> DATA SUPPLIED:
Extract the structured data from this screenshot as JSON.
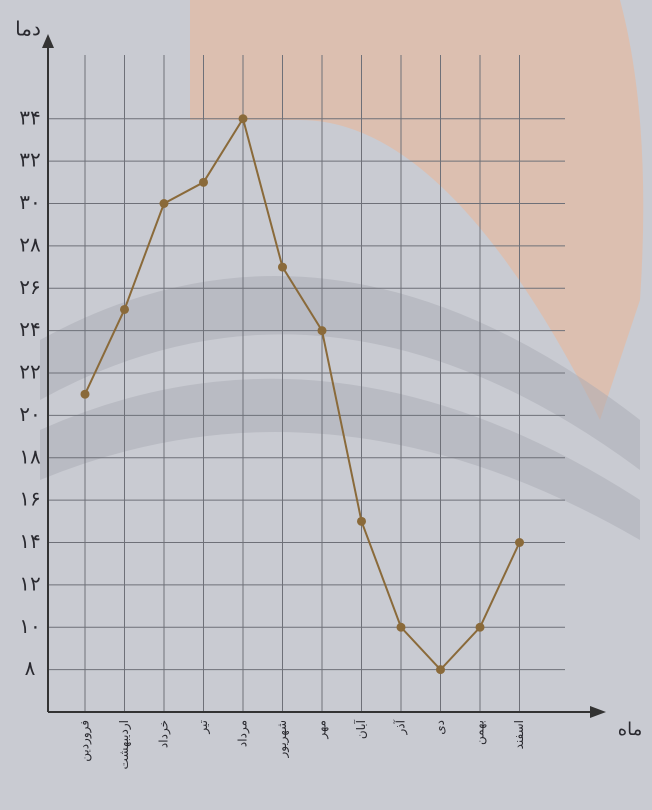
{
  "chart_data": {
    "type": "line",
    "y_label": "دما",
    "x_label": "ماه",
    "categories": [
      "فروردین",
      "اردیبهشت",
      "خرداد",
      "تیر",
      "مرداد",
      "شهریور",
      "مهر",
      "آبان",
      "آذر",
      "دی",
      "بهمن",
      "اسفند"
    ],
    "series": [
      {
        "color": "#8a6a3a",
        "values": [
          21,
          25,
          30,
          31,
          34,
          27,
          24,
          15,
          10,
          8,
          10,
          14
        ]
      }
    ],
    "ylim": [
      6,
      38
    ],
    "yticks": [
      {
        "value": 8,
        "label": "۸"
      },
      {
        "value": 10,
        "label": "۱۰"
      },
      {
        "value": 12,
        "label": "۱۲"
      },
      {
        "value": 14,
        "label": "۱۴"
      },
      {
        "value": 16,
        "label": "۱۶"
      },
      {
        "value": 18,
        "label": "۱۸"
      },
      {
        "value": 20,
        "label": "۲۰"
      },
      {
        "value": 22,
        "label": "۲۲"
      },
      {
        "value": 24,
        "label": "۲۴"
      },
      {
        "value": 26,
        "label": "۲۶"
      },
      {
        "value": 28,
        "label": "۲۸"
      },
      {
        "value": 30,
        "label": "۳۰"
      },
      {
        "value": 32,
        "label": "۳۲"
      },
      {
        "value": 34,
        "label": "۳۴"
      }
    ],
    "grid": true
  }
}
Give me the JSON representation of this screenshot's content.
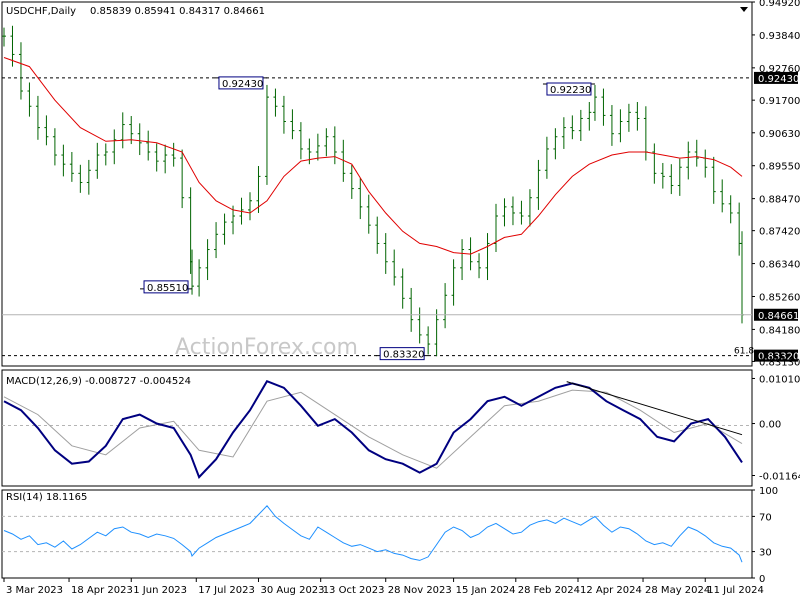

> WORK INSTRUCTIONS: All records must be output exactly as they are, except for the pictures, which are left out.

> TASK OUTPUT:
Extract the structured data from this screenshot as JSON.
{
  "chart_data": {
    "type": "line",
    "y_label": "دما",
    "x_label": "ماه",
    "categories": [
      "فروردین",
      "اردیبهشت",
      "خرداد",
      "تیر",
      "مرداد",
      "شهریور",
      "مهر",
      "آبان",
      "آذر",
      "دی",
      "بهمن",
      "اسفند"
    ],
    "series": [
      {
        "color": "#8a6a3a",
        "values": [
          21,
          25,
          30,
          31,
          34,
          27,
          24,
          15,
          10,
          8,
          10,
          14
        ]
      }
    ],
    "ylim": [
      6,
      38
    ],
    "yticks": [
      {
        "value": 8,
        "label": "۸"
      },
      {
        "value": 10,
        "label": "۱۰"
      },
      {
        "value": 12,
        "label": "۱۲"
      },
      {
        "value": 14,
        "label": "۱۴"
      },
      {
        "value": 16,
        "label": "۱۶"
      },
      {
        "value": 18,
        "label": "۱۸"
      },
      {
        "value": 20,
        "label": "۲۰"
      },
      {
        "value": 22,
        "label": "۲۲"
      },
      {
        "value": 24,
        "label": "۲۴"
      },
      {
        "value": 26,
        "label": "۲۶"
      },
      {
        "value": 28,
        "label": "۲۸"
      },
      {
        "value": 30,
        "label": "۳۰"
      },
      {
        "value": 32,
        "label": "۳۲"
      },
      {
        "value": 34,
        "label": "۳۴"
      }
    ],
    "grid": true
  }
}
Give me the JSON representation of this screenshot's content.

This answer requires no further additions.